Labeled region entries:
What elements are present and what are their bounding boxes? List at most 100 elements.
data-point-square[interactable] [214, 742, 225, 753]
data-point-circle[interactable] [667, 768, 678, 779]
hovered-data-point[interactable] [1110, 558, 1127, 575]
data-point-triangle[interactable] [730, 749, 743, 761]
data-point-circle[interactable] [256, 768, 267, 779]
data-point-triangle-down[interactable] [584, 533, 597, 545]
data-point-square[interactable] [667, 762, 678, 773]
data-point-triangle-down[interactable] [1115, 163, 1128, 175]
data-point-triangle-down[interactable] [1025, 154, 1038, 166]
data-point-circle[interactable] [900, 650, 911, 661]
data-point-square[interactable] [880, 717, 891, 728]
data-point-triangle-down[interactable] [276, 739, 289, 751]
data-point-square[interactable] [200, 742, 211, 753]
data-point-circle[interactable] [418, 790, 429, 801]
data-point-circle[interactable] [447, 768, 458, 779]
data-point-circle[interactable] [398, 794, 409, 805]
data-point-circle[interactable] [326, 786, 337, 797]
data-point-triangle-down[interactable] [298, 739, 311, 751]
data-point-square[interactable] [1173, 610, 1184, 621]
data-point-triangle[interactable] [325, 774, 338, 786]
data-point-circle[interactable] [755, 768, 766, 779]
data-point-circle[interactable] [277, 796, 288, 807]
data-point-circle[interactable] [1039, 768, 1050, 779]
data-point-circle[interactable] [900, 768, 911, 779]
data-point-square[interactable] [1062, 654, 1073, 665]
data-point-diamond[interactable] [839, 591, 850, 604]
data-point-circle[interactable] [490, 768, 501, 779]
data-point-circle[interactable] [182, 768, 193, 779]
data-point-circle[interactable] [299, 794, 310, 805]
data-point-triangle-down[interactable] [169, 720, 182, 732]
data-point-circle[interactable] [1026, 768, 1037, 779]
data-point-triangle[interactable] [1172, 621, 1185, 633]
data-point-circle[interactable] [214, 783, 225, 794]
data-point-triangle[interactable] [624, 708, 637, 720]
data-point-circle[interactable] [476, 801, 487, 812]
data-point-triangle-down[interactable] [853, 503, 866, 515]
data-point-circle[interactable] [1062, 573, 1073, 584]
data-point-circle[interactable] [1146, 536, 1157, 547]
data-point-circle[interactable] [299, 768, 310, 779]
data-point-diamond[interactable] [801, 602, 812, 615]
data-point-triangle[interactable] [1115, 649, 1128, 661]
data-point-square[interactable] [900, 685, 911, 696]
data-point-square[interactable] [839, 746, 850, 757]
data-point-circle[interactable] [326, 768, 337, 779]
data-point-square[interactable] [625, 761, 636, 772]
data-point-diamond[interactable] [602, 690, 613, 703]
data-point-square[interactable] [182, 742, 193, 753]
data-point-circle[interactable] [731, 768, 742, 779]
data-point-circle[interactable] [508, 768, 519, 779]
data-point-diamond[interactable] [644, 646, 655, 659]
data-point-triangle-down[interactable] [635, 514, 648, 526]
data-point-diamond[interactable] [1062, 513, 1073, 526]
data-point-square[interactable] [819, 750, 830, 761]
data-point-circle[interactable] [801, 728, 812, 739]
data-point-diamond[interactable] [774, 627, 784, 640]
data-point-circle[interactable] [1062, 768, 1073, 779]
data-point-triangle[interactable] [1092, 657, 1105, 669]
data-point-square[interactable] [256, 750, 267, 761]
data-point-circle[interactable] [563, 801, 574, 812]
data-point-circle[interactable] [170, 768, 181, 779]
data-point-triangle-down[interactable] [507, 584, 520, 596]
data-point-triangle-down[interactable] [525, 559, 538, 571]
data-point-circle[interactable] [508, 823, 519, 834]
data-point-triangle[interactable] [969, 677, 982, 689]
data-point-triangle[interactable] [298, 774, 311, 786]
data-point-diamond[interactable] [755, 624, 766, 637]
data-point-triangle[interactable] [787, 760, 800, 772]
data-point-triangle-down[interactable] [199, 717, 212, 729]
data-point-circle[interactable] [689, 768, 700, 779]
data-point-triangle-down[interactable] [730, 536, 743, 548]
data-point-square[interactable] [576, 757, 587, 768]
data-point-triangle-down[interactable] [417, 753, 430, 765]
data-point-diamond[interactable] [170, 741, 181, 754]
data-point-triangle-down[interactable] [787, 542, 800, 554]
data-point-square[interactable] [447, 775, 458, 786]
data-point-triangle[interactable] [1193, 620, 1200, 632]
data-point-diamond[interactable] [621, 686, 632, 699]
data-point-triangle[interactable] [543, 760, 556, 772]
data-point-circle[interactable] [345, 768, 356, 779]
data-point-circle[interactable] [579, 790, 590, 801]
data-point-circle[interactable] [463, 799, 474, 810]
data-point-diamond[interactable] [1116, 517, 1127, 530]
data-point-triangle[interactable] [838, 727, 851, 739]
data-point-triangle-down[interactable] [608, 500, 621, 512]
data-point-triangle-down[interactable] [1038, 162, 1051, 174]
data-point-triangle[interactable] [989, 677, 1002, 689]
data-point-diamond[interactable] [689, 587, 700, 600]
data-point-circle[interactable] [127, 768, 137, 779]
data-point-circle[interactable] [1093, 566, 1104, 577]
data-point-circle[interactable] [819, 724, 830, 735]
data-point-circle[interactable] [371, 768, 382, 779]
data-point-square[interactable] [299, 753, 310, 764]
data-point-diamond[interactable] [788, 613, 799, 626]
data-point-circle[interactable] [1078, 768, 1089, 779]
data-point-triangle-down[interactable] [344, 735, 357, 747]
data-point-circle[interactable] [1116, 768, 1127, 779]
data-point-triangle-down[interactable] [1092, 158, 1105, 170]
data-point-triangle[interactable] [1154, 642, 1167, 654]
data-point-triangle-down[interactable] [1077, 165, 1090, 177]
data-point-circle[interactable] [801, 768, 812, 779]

--- Goal ---
Copy every line of the records above word for word, in the same order.

--- Task result ---
What elements are present and what are their bounding boxes? List at most 100 elements.
data-point-square[interactable] [214, 742, 225, 753]
data-point-circle[interactable] [667, 768, 678, 779]
hovered-data-point[interactable] [1110, 558, 1127, 575]
data-point-triangle[interactable] [730, 749, 743, 761]
data-point-circle[interactable] [256, 768, 267, 779]
data-point-triangle-down[interactable] [584, 533, 597, 545]
data-point-square[interactable] [667, 762, 678, 773]
data-point-triangle-down[interactable] [1115, 163, 1128, 175]
data-point-triangle-down[interactable] [1025, 154, 1038, 166]
data-point-circle[interactable] [900, 650, 911, 661]
data-point-square[interactable] [880, 717, 891, 728]
data-point-triangle-down[interactable] [276, 739, 289, 751]
data-point-square[interactable] [200, 742, 211, 753]
data-point-circle[interactable] [418, 790, 429, 801]
data-point-circle[interactable] [447, 768, 458, 779]
data-point-circle[interactable] [398, 794, 409, 805]
data-point-circle[interactable] [326, 786, 337, 797]
data-point-triangle-down[interactable] [298, 739, 311, 751]
data-point-square[interactable] [1173, 610, 1184, 621]
data-point-triangle[interactable] [325, 774, 338, 786]
data-point-circle[interactable] [755, 768, 766, 779]
data-point-circle[interactable] [277, 796, 288, 807]
data-point-circle[interactable] [1039, 768, 1050, 779]
data-point-circle[interactable] [900, 768, 911, 779]
data-point-square[interactable] [1062, 654, 1073, 665]
data-point-diamond[interactable] [839, 591, 850, 604]
data-point-circle[interactable] [490, 768, 501, 779]
data-point-circle[interactable] [182, 768, 193, 779]
data-point-circle[interactable] [299, 794, 310, 805]
data-point-triangle-down[interactable] [169, 720, 182, 732]
data-point-circle[interactable] [1026, 768, 1037, 779]
data-point-triangle[interactable] [1172, 621, 1185, 633]
data-point-circle[interactable] [214, 783, 225, 794]
data-point-triangle[interactable] [624, 708, 637, 720]
data-point-circle[interactable] [476, 801, 487, 812]
data-point-triangle-down[interactable] [853, 503, 866, 515]
data-point-circle[interactable] [1062, 573, 1073, 584]
data-point-circle[interactable] [1146, 536, 1157, 547]
data-point-circle[interactable] [299, 768, 310, 779]
data-point-diamond[interactable] [801, 602, 812, 615]
data-point-triangle[interactable] [1115, 649, 1128, 661]
data-point-square[interactable] [900, 685, 911, 696]
data-point-square[interactable] [839, 746, 850, 757]
data-point-circle[interactable] [326, 768, 337, 779]
data-point-square[interactable] [625, 761, 636, 772]
data-point-diamond[interactable] [602, 690, 613, 703]
data-point-square[interactable] [182, 742, 193, 753]
data-point-circle[interactable] [731, 768, 742, 779]
data-point-circle[interactable] [508, 768, 519, 779]
data-point-diamond[interactable] [644, 646, 655, 659]
data-point-triangle-down[interactable] [635, 514, 648, 526]
data-point-diamond[interactable] [1062, 513, 1073, 526]
data-point-square[interactable] [819, 750, 830, 761]
data-point-circle[interactable] [801, 728, 812, 739]
data-point-diamond[interactable] [774, 627, 784, 640]
data-point-circle[interactable] [1062, 768, 1073, 779]
data-point-triangle[interactable] [1092, 657, 1105, 669]
data-point-square[interactable] [256, 750, 267, 761]
data-point-circle[interactable] [563, 801, 574, 812]
data-point-circle[interactable] [170, 768, 181, 779]
data-point-triangle-down[interactable] [507, 584, 520, 596]
data-point-triangle-down[interactable] [525, 559, 538, 571]
data-point-circle[interactable] [508, 823, 519, 834]
data-point-triangle[interactable] [969, 677, 982, 689]
data-point-triangle[interactable] [298, 774, 311, 786]
data-point-diamond[interactable] [755, 624, 766, 637]
data-point-triangle[interactable] [787, 760, 800, 772]
data-point-triangle-down[interactable] [199, 717, 212, 729]
data-point-circle[interactable] [689, 768, 700, 779]
data-point-triangle-down[interactable] [730, 536, 743, 548]
data-point-square[interactable] [576, 757, 587, 768]
data-point-triangle-down[interactable] [417, 753, 430, 765]
data-point-diamond[interactable] [170, 741, 181, 754]
data-point-triangle-down[interactable] [787, 542, 800, 554]
data-point-square[interactable] [447, 775, 458, 786]
data-point-triangle[interactable] [1193, 620, 1200, 632]
data-point-diamond[interactable] [621, 686, 632, 699]
data-point-triangle[interactable] [543, 760, 556, 772]
data-point-circle[interactable] [345, 768, 356, 779]
data-point-circle[interactable] [579, 790, 590, 801]
data-point-circle[interactable] [463, 799, 474, 810]
data-point-diamond[interactable] [1116, 517, 1127, 530]
data-point-triangle[interactable] [838, 727, 851, 739]
data-point-triangle-down[interactable] [608, 500, 621, 512]
data-point-triangle-down[interactable] [1038, 162, 1051, 174]
data-point-triangle[interactable] [989, 677, 1002, 689]
data-point-diamond[interactable] [689, 587, 700, 600]
data-point-circle[interactable] [127, 768, 137, 779]
data-point-circle[interactable] [1093, 566, 1104, 577]
data-point-circle[interactable] [819, 724, 830, 735]
data-point-circle[interactable] [371, 768, 382, 779]
data-point-square[interactable] [299, 753, 310, 764]
data-point-diamond[interactable] [788, 613, 799, 626]
data-point-circle[interactable] [1078, 768, 1089, 779]
data-point-triangle-down[interactable] [344, 735, 357, 747]
data-point-circle[interactable] [1116, 768, 1127, 779]
data-point-triangle-down[interactable] [1092, 158, 1105, 170]
data-point-triangle[interactable] [1154, 642, 1167, 654]
data-point-triangle-down[interactable] [1077, 165, 1090, 177]
data-point-circle[interactable] [801, 768, 812, 779]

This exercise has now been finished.